§ INSTRUCTIONS TO FOLLOW: Repeat each entry as written, dropping any picture you find.

§ DATASET RECORDS:
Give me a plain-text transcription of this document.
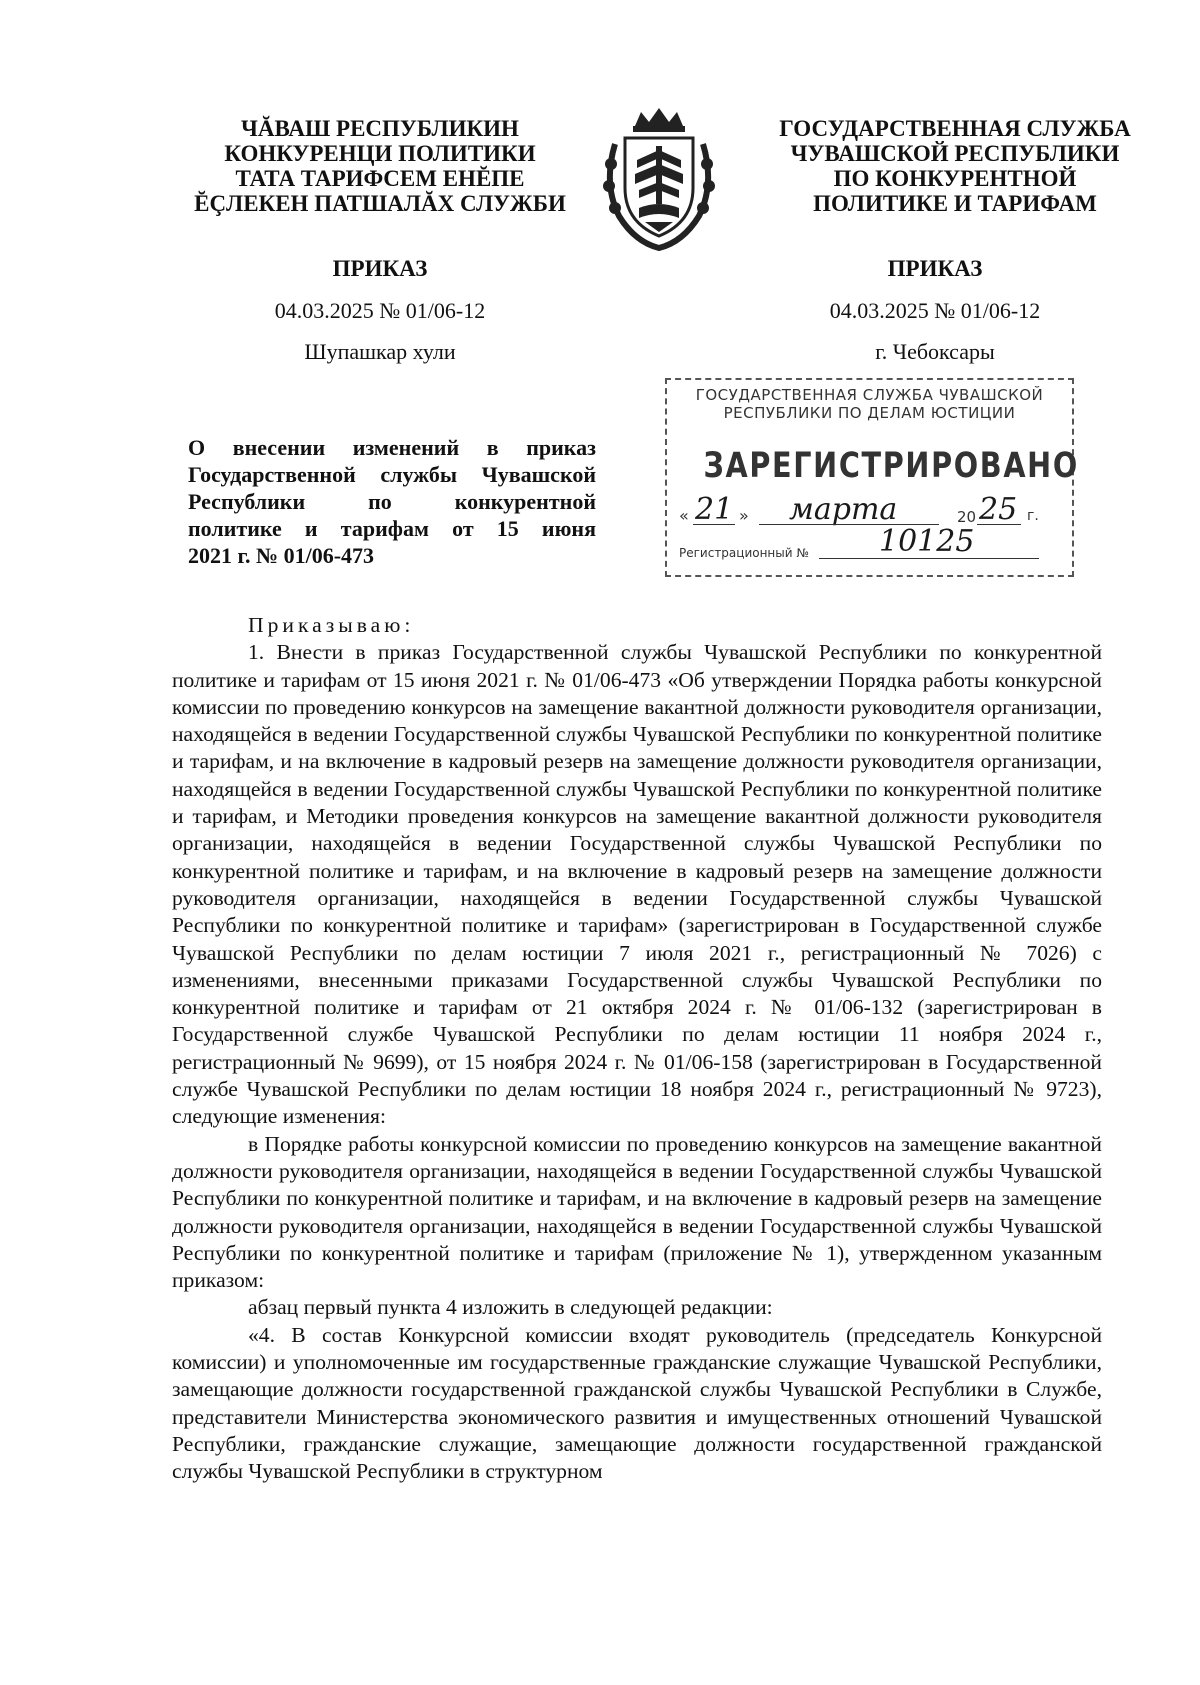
ЧĂВАШ РЕСПУБЛИКИН
КОНКУРЕНЦИ ПОЛИТИКИ
ТАТА ТАРИФСЕМ ЕНĔПЕ
ĔÇЛЕКЕН ПАТШАЛĂХ СЛУЖБИ
ГОСУДАРСТВЕННАЯ СЛУЖБА
ЧУВАШСКОЙ РЕСПУБЛИКИ
ПО КОНКУРЕНТНОЙ
ПОЛИТИКЕ И ТАРИФАМ
ПРИКАЗ
04.03.2025 № 01/06-12
Шупашкар хули
ПРИКАЗ
04.03.2025 № 01/06-12
г. Чебоксары
ГОСУДАРСТВЕННАЯ СЛУЖБА ЧУВАШСКОЙ
РЕСПУБЛИКИ ПО ДЕЛАМ ЮСТИЦИИ
ЗАРЕГИСТРИРОВАНО
« 21 » марта	20 25 г.
Регистрационный № 10125
О внесении изменений в приказ
Государственной службы Чувашской
Республики по конкурентной
политике и тарифам от 15 июня
2021 г. № 01/06-473

Приказываю:

1. Внести в приказ Государственной службы Чувашской Республики по конкурентной политике и тарифам от 15 июня 2021 г. № 01/06-473 «Об утверждении Порядка работы конкурсной комиссии по проведению конкурсов на замещение вакантной должности руководителя организации, находящейся в ведении Государственной службы Чувашской Республики по конкурентной политике и тарифам, и на включение в кадровый резерв на замещение должности руководителя организации, находящейся в ведении Государственной службы Чувашской Республики по конкурентной политике и тарифам, и Методики проведения конкурсов на замещение вакантной должности руководителя организации, находящейся в ведении Государственной службы Чувашской Республики по конкурентной политике и тарифам, и на включение в кадровый резерв на замещение должности руководителя организации, находящейся в ведении Государственной службы Чувашской Республики по конкурентной политике и тарифам» (зарегистрирован в Государственной службе Чувашской Республики по делам юстиции 7 июля 2021 г., регистрационный № 7026) с изменениями, внесенными приказами Государственной службы Чувашской Республики по конкурентной политике и тарифам от 21 октября 2024 г. № 01/06-132 (зарегистрирован в Государственной службе Чувашской Республики по делам юстиции 11 ноября 2024 г., регистрационный № 9699), от 15 ноября 2024 г. № 01/06-158 (зарегистрирован в Государственной службе Чувашской Республики по делам юстиции 18 ноября 2024 г., регистрационный № 9723), следующие изменения:

в Порядке работы конкурсной комиссии по проведению конкурсов на замещение вакантной должности руководителя организации, находящейся в ведении Государственной службы Чувашской Республики по конкурентной политике и тарифам, и на включение в кадровый резерв на замещение должности руководителя организации, находящейся в ведении Государственной службы Чувашской Республики по конкурентной политике и тарифам (приложение № 1), утвержденном указанным приказом:

абзац первый пункта 4 изложить в следующей редакции:

«4. В состав Конкурсной комиссии входят руководитель (председатель Конкурсной комиссии) и уполномоченные им государственные гражданские служащие Чувашской Республики, замещающие должности государственной гражданской службы Чувашской Республики в Службе, представители Министерства экономического развития и имущественных отношений Чувашской Республики, гражданские служащие, замещающие должности государственной гражданской службы Чувашской Республики в структурном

§ WRITTEN SOLUTION:
Give me a plain-text transcription of this document.
ЧĂВАШ РЕСПУБЛИКИН
КОНКУРЕНЦИ ПОЛИТИКИ
ТАТА ТАРИФСЕМ ЕНĔПЕ
ĔÇЛЕКЕН ПАТШАЛĂХ СЛУЖБИ
ГОСУДАРСТВЕННАЯ СЛУЖБА
ЧУВАШСКОЙ РЕСПУБЛИКИ
ПО КОНКУРЕНТНОЙ
ПОЛИТИКЕ И ТАРИФАМ
ПРИКАЗ
04.03.2025 № 01/06-12
Шупашкар хули
ПРИКАЗ
04.03.2025 № 01/06-12
г. Чебоксары
ГОСУДАРСТВЕННАЯ СЛУЖБА ЧУВАШСКОЙ
РЕСПУБЛИКИ ПО ДЕЛАМ ЮСТИЦИИ
ЗАРЕГИСТРИРОВАНО
« 21 » марта	20 25 г.
Регистрационный № 10125
О внесении изменений в приказ
Государственной службы Чувашской
Республики по конкурентной
политике и тарифам от 15 июня
2021 г. № 01/06-473

Приказываю:

1. Внести в приказ Государственной службы Чувашской Республики по конкурентной политике и тарифам от 15 июня 2021 г. № 01/06-473 «Об утверждении Порядка работы конкурсной комиссии по проведению конкурсов на замещение вакантной должности руководителя организации, находящейся в ведении Государственной службы Чувашской Республики по конкурентной политике и тарифам, и на включение в кадровый резерв на замещение должности руководителя организации, находящейся в ведении Государственной службы Чувашской Республики по конкурентной политике и тарифам, и Методики проведения конкурсов на замещение вакантной должности руководителя организации, находящейся в ведении Государственной службы Чувашской Республики по конкурентной политике и тарифам, и на включение в кадровый резерв на замещение должности руководителя организации, находящейся в ведении Государственной службы Чувашской Республики по конкурентной политике и тарифам» (зарегистрирован в Государственной службе Чувашской Республики по делам юстиции 7 июля 2021 г., регистрационный № 7026) с изменениями, внесенными приказами Государственной службы Чувашской Республики по конкурентной политике и тарифам от 21 октября 2024 г. № 01/06-132 (зарегистрирован в Государственной службе Чувашской Республики по делам юстиции 11 ноября 2024 г., регистрационный № 9699), от 15 ноября 2024 г. № 01/06-158 (зарегистрирован в Государственной службе Чувашской Республики по делам юстиции 18 ноября 2024 г., регистрационный № 9723), следующие изменения:

в Порядке работы конкурсной комиссии по проведению конкурсов на замещение вакантной должности руководителя организации, находящейся в ведении Государственной службы Чувашской Республики по конкурентной политике и тарифам, и на включение в кадровый резерв на замещение должности руководителя организации, находящейся в ведении Государственной службы Чувашской Республики по конкурентной политике и тарифам (приложение № 1), утвержденном указанным приказом:

абзац первый пункта 4 изложить в следующей редакции:

«4. В состав Конкурсной комиссии входят руководитель (председатель Конкурсной комиссии) и уполномоченные им государственные гражданские служащие Чувашской Республики, замещающие должности государственной гражданской службы Чувашской Республики в Службе, представители Министерства экономического развития и имущественных отношений Чувашской Республики, гражданские служащие, замещающие должности государственной гражданской службы Чувашской Республики в структурном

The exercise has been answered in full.